◆ Problem to work on
Copy out all the data, word for word.
○ ○ ○ ○
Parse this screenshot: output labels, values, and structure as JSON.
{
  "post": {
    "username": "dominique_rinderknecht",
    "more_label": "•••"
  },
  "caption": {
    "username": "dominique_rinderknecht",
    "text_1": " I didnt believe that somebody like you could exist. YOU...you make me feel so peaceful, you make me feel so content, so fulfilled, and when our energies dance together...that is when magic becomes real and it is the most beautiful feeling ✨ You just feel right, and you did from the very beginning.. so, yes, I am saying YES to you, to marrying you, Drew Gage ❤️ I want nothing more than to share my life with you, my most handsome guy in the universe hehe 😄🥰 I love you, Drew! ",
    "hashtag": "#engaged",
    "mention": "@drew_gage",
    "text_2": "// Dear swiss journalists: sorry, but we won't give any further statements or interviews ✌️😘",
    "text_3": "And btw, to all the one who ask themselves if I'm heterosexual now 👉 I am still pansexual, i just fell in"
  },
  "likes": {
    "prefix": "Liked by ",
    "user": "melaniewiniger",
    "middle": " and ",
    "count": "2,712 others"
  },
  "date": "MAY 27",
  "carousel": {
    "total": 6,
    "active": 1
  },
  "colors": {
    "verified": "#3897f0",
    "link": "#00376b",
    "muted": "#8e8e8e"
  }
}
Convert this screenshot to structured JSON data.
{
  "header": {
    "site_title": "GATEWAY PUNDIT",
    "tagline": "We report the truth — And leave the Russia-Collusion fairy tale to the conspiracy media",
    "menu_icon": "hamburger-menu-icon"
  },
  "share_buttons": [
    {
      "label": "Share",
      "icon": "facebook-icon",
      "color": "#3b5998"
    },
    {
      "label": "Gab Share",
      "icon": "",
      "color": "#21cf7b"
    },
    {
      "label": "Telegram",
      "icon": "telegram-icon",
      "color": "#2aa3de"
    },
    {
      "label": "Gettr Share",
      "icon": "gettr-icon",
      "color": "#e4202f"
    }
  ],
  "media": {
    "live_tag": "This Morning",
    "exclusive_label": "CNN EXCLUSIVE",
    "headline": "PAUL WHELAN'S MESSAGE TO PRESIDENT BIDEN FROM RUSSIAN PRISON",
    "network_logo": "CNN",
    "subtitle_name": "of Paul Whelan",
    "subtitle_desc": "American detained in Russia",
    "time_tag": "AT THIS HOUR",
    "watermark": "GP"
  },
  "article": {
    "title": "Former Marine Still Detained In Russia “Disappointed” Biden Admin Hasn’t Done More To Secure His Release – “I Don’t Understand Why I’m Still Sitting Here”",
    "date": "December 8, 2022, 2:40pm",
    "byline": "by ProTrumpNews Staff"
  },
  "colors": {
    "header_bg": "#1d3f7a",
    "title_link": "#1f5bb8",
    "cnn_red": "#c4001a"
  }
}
○ ○ ○ ○
◆ Answer below
Parse this screenshot: output labels, values, and structure as JSON.
{
  "post": {
    "username": "dominique_rinderknecht",
    "more_label": "•••"
  },
  "caption": {
    "username": "dominique_rinderknecht",
    "text_1": " I didnt believe that somebody like you could exist. YOU...you make me feel so peaceful, you make me feel so content, so fulfilled, and when our energies dance together...that is when magic becomes real and it is the most beautiful feeling ✨ You just feel right, and you did from the very beginning.. so, yes, I am saying YES to you, to marrying you, Drew Gage ❤️ I want nothing more than to share my life with you, my most handsome guy in the universe hehe 😄🥰 I love you, Drew! ",
    "hashtag": "#engaged",
    "mention": "@drew_gage",
    "text_2": "// Dear swiss journalists: sorry, but we won't give any further statements or interviews ✌️😘",
    "text_3": "And btw, to all the one who ask themselves if I'm heterosexual now 👉 I am still pansexual, i just fell in"
  },
  "likes": {
    "prefix": "Liked by ",
    "user": "melaniewiniger",
    "middle": " and ",
    "count": "2,712 others"
  },
  "date": "MAY 27",
  "carousel": {
    "total": 6,
    "active": 1
  },
  "colors": {
    "verified": "#3897f0",
    "link": "#00376b",
    "muted": "#8e8e8e"
  }
}
Convert this screenshot to structured JSON data.
{
  "header": {
    "site_title": "GATEWAY PUNDIT",
    "tagline": "We report the truth — And leave the Russia-Collusion fairy tale to the conspiracy media",
    "menu_icon": "hamburger-menu-icon"
  },
  "share_buttons": [
    {
      "label": "Share",
      "icon": "facebook-icon",
      "color": "#3b5998"
    },
    {
      "label": "Gab Share",
      "icon": "",
      "color": "#21cf7b"
    },
    {
      "label": "Telegram",
      "icon": "telegram-icon",
      "color": "#2aa3de"
    },
    {
      "label": "Gettr Share",
      "icon": "gettr-icon",
      "color": "#e4202f"
    }
  ],
  "media": {
    "live_tag": "This Morning",
    "exclusive_label": "CNN EXCLUSIVE",
    "headline": "PAUL WHELAN'S MESSAGE TO PRESIDENT BIDEN FROM RUSSIAN PRISON",
    "network_logo": "CNN",
    "subtitle_name": "of Paul Whelan",
    "subtitle_desc": "American detained in Russia",
    "time_tag": "AT THIS HOUR",
    "watermark": "GP"
  },
  "article": {
    "title": "Former Marine Still Detained In Russia “Disappointed” Biden Admin Hasn’t Done More To Secure His Release – “I Don’t Understand Why I’m Still Sitting Here”",
    "date": "December 8, 2022, 2:40pm",
    "byline": "by ProTrumpNews Staff"
  },
  "colors": {
    "header_bg": "#1d3f7a",
    "title_link": "#1f5bb8",
    "cnn_red": "#c4001a"
  }
}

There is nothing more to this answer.